◆ Objective
Can the data below be set down again exactly, line for line?

(Records)
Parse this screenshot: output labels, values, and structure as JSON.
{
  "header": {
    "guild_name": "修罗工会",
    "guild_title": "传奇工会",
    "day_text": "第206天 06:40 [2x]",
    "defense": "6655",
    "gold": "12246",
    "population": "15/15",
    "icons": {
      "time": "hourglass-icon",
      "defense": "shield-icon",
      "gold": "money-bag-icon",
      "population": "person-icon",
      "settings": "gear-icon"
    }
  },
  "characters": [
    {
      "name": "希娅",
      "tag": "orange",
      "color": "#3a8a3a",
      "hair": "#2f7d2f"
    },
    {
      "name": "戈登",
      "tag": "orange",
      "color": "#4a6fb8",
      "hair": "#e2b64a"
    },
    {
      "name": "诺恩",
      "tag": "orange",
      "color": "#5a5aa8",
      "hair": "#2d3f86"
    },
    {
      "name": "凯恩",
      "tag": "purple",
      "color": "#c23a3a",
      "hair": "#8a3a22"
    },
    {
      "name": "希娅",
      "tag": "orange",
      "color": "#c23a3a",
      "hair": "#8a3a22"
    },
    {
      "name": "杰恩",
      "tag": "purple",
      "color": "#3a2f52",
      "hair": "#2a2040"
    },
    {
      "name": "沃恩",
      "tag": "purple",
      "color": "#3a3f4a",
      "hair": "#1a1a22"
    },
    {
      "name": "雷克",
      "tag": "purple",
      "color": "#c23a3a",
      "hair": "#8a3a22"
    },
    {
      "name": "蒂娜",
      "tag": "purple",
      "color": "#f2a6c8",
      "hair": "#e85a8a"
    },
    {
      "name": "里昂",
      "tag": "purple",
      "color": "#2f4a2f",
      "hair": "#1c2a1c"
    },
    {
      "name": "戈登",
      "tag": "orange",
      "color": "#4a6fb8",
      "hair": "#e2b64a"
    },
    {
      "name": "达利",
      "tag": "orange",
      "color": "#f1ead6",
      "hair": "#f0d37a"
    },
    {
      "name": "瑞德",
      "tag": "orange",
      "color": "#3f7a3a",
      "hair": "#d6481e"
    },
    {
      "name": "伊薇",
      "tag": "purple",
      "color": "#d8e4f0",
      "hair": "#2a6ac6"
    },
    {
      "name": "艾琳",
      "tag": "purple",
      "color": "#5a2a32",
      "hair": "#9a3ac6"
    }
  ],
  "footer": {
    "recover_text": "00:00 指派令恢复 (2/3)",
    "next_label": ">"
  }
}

◆ Completed task
Parse this screenshot: output labels, values, and structure as JSON.
{
  "header": {
    "guild_name": "修罗工会",
    "guild_title": "传奇工会",
    "day_text": "第206天 06:40 [2x]",
    "defense": "6655",
    "gold": "12246",
    "population": "15/15",
    "icons": {
      "time": "hourglass-icon",
      "defense": "shield-icon",
      "gold": "money-bag-icon",
      "population": "person-icon",
      "settings": "gear-icon"
    }
  },
  "characters": [
    {
      "name": "希娅",
      "tag": "orange",
      "color": "#3a8a3a",
      "hair": "#2f7d2f"
    },
    {
      "name": "戈登",
      "tag": "orange",
      "color": "#4a6fb8",
      "hair": "#e2b64a"
    },
    {
      "name": "诺恩",
      "tag": "orange",
      "color": "#5a5aa8",
      "hair": "#2d3f86"
    },
    {
      "name": "凯恩",
      "tag": "purple",
      "color": "#c23a3a",
      "hair": "#8a3a22"
    },
    {
      "name": "希娅",
      "tag": "orange",
      "color": "#c23a3a",
      "hair": "#8a3a22"
    },
    {
      "name": "杰恩",
      "tag": "purple",
      "color": "#3a2f52",
      "hair": "#2a2040"
    },
    {
      "name": "沃恩",
      "tag": "purple",
      "color": "#3a3f4a",
      "hair": "#1a1a22"
    },
    {
      "name": "雷克",
      "tag": "purple",
      "color": "#c23a3a",
      "hair": "#8a3a22"
    },
    {
      "name": "蒂娜",
      "tag": "purple",
      "color": "#f2a6c8",
      "hair": "#e85a8a"
    },
    {
      "name": "里昂",
      "tag": "purple",
      "color": "#2f4a2f",
      "hair": "#1c2a1c"
    },
    {
      "name": "戈登",
      "tag": "orange",
      "color": "#4a6fb8",
      "hair": "#e2b64a"
    },
    {
      "name": "达利",
      "tag": "orange",
      "color": "#f1ead6",
      "hair": "#f0d37a"
    },
    {
      "name": "瑞德",
      "tag": "orange",
      "color": "#3f7a3a",
      "hair": "#d6481e"
    },
    {
      "name": "伊薇",
      "tag": "purple",
      "color": "#d8e4f0",
      "hair": "#2a6ac6"
    },
    {
      "name": "艾琳",
      "tag": "purple",
      "color": "#5a2a32",
      "hair": "#9a3ac6"
    }
  ],
  "footer": {
    "recover_text": "00:00 指派令恢复 (2/3)",
    "next_label": ">"
  }
}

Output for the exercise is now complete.